[Chart and figure data]
|---|

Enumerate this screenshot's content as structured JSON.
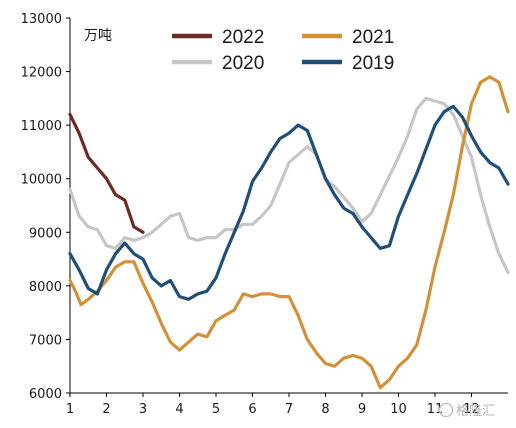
{
  "chart_data": {
    "type": "line",
    "ylabel": "万吨",
    "xlabel": "",
    "ylim": [
      6000,
      13000
    ],
    "xlim": [
      1,
      13
    ],
    "y_ticks": [
      "6000",
      "7000",
      "8000",
      "9000",
      "10000",
      "11000",
      "12000",
      "13000"
    ],
    "x_ticks": [
      "1",
      "2",
      "3",
      "4",
      "5",
      "6",
      "7",
      "8",
      "9",
      "10",
      "11",
      "12"
    ],
    "grid": false,
    "legend_position": "top",
    "series": [
      {
        "name": "2022",
        "color": "#6b2a22",
        "x": [
          1.0,
          1.25,
          1.5,
          1.75,
          2.0,
          2.25,
          2.5,
          2.75,
          3.0
        ],
        "y": [
          11200,
          10850,
          10400,
          10200,
          10000,
          9700,
          9600,
          9100,
          9000
        ]
      },
      {
        "name": "2021",
        "color": "#d29137",
        "x": [
          1.0,
          1.15,
          1.3,
          1.5,
          1.75,
          2.0,
          2.25,
          2.5,
          2.75,
          3.0,
          3.25,
          3.5,
          3.75,
          4.0,
          4.25,
          4.5,
          4.75,
          5.0,
          5.25,
          5.5,
          5.75,
          6.0,
          6.25,
          6.5,
          6.75,
          7.0,
          7.25,
          7.5,
          7.75,
          8.0,
          8.25,
          8.5,
          8.75,
          9.0,
          9.25,
          9.5,
          9.75,
          10.0,
          10.25,
          10.5,
          10.75,
          11.0,
          11.25,
          11.5,
          11.75,
          12.0,
          12.25,
          12.5,
          12.75,
          13.0
        ],
        "y": [
          8100,
          7900,
          7650,
          7750,
          7900,
          8100,
          8350,
          8450,
          8450,
          8050,
          7700,
          7300,
          6950,
          6800,
          6950,
          7100,
          7050,
          7350,
          7450,
          7550,
          7850,
          7800,
          7850,
          7850,
          7800,
          7800,
          7450,
          7000,
          6750,
          6550,
          6500,
          6650,
          6700,
          6650,
          6500,
          6100,
          6250,
          6500,
          6650,
          6900,
          7550,
          8350,
          9000,
          9700,
          10600,
          11400,
          11800,
          11900,
          11800,
          11250
        ]
      },
      {
        "name": "2020",
        "color": "#c6c6c6",
        "x": [
          1.0,
          1.25,
          1.5,
          1.75,
          2.0,
          2.25,
          2.5,
          2.75,
          3.0,
          3.25,
          3.5,
          3.75,
          4.0,
          4.25,
          4.5,
          4.75,
          5.0,
          5.25,
          5.5,
          5.75,
          6.0,
          6.25,
          6.5,
          6.75,
          7.0,
          7.25,
          7.5,
          7.75,
          8.0,
          8.25,
          8.5,
          8.75,
          9.0,
          9.25,
          9.5,
          9.75,
          10.0,
          10.25,
          10.5,
          10.75,
          11.0,
          11.25,
          11.5,
          11.75,
          12.0,
          12.25,
          12.5,
          12.75,
          13.0
        ],
        "y": [
          9800,
          9300,
          9100,
          9050,
          8750,
          8700,
          8900,
          8850,
          8900,
          9000,
          9150,
          9300,
          9350,
          8900,
          8850,
          8900,
          8900,
          9050,
          9050,
          9150,
          9150,
          9300,
          9500,
          9900,
          10300,
          10450,
          10600,
          10450,
          10000,
          9850,
          9650,
          9450,
          9200,
          9350,
          9700,
          10050,
          10400,
          10800,
          11300,
          11500,
          11450,
          11400,
          11200,
          10800,
          10400,
          9700,
          9100,
          8600,
          8250
        ]
      },
      {
        "name": "2019",
        "color": "#1f4e79",
        "x": [
          1.0,
          1.25,
          1.5,
          1.75,
          2.0,
          2.25,
          2.5,
          2.75,
          3.0,
          3.25,
          3.5,
          3.75,
          4.0,
          4.25,
          4.5,
          4.75,
          5.0,
          5.25,
          5.5,
          5.75,
          6.0,
          6.25,
          6.5,
          6.75,
          7.0,
          7.25,
          7.5,
          7.75,
          8.0,
          8.25,
          8.5,
          8.75,
          9.0,
          9.25,
          9.5,
          9.75,
          10.0,
          10.25,
          10.5,
          10.75,
          11.0,
          11.25,
          11.5,
          11.75,
          12.0,
          12.25,
          12.5,
          12.75,
          13.0
        ],
        "y": [
          8600,
          8300,
          7950,
          7850,
          8300,
          8600,
          8800,
          8600,
          8500,
          8150,
          8000,
          8100,
          7800,
          7750,
          7850,
          7900,
          8150,
          8600,
          9000,
          9400,
          9950,
          10200,
          10500,
          10750,
          10850,
          11000,
          10900,
          10450,
          10000,
          9700,
          9450,
          9350,
          9100,
          8900,
          8700,
          8750,
          9300,
          9700,
          10100,
          10550,
          11000,
          11250,
          11350,
          11150,
          10800,
          10500,
          10300,
          10200,
          9900
        ]
      }
    ]
  },
  "watermark": "格隆汇"
}
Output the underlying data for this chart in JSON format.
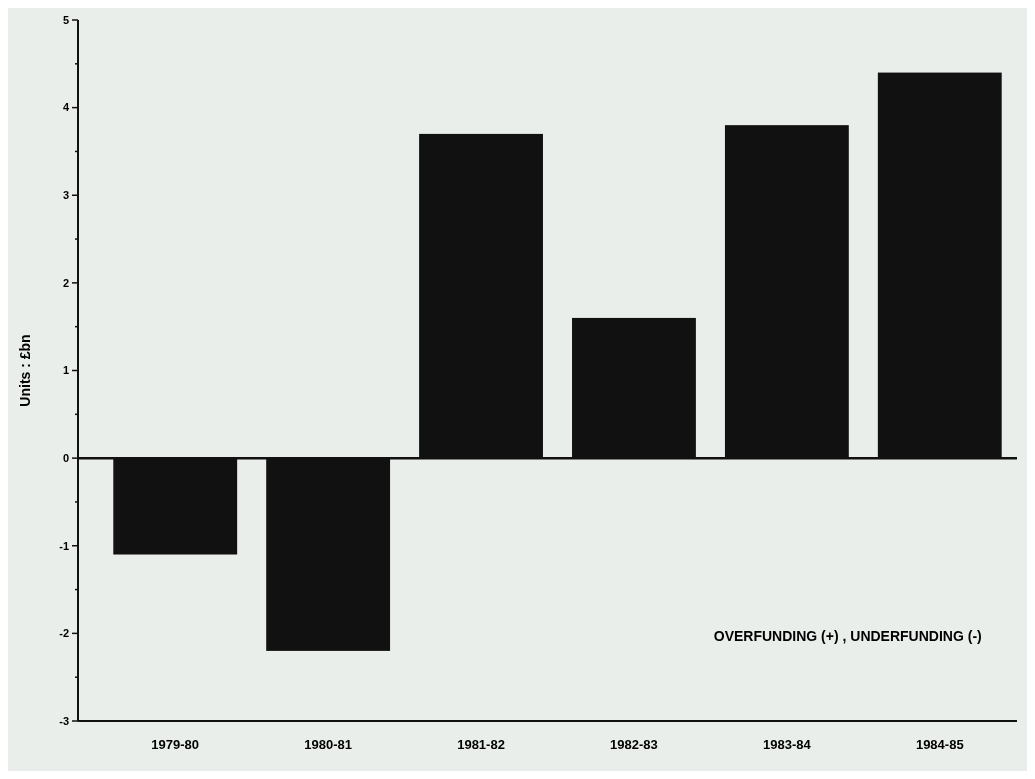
{
  "chart_data": {
    "type": "bar",
    "ylabel": "Units : £bn",
    "categories": [
      "1979-80",
      "1980-81",
      "1981-82",
      "1982-83",
      "1983-84",
      "1984-85"
    ],
    "values": [
      -1.1,
      -2.2,
      3.7,
      1.6,
      3.8,
      4.4
    ],
    "color": "#111111",
    "ylim": [
      -3,
      5
    ],
    "yticks": [
      -3,
      {
        "value": -2.5,
        "label": null
      },
      -2,
      {
        "value": -1.5,
        "label": null
      },
      -1,
      {
        "value": -0.5,
        "label": null
      },
      0,
      {
        "value": 0.5,
        "label": null
      },
      1,
      {
        "value": 1.5,
        "label": null
      },
      2,
      {
        "value": 2.5,
        "label": null
      },
      3,
      {
        "value": 3.5,
        "label": null
      },
      4,
      {
        "value": 4.5,
        "label": null
      },
      5
    ],
    "annotations": [
      "OVERFUNDING (+) , UNDERFUNDING (-)"
    ],
    "tick_labels": "xy"
  }
}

|---|

> [WHAT THE TASK ASKS]: In the listing above, locate each line with "name" and copy it.

> [REPLY]:
        "name": "2022",
        "name": "2021",
        "name": "2020",
        "name": "2019",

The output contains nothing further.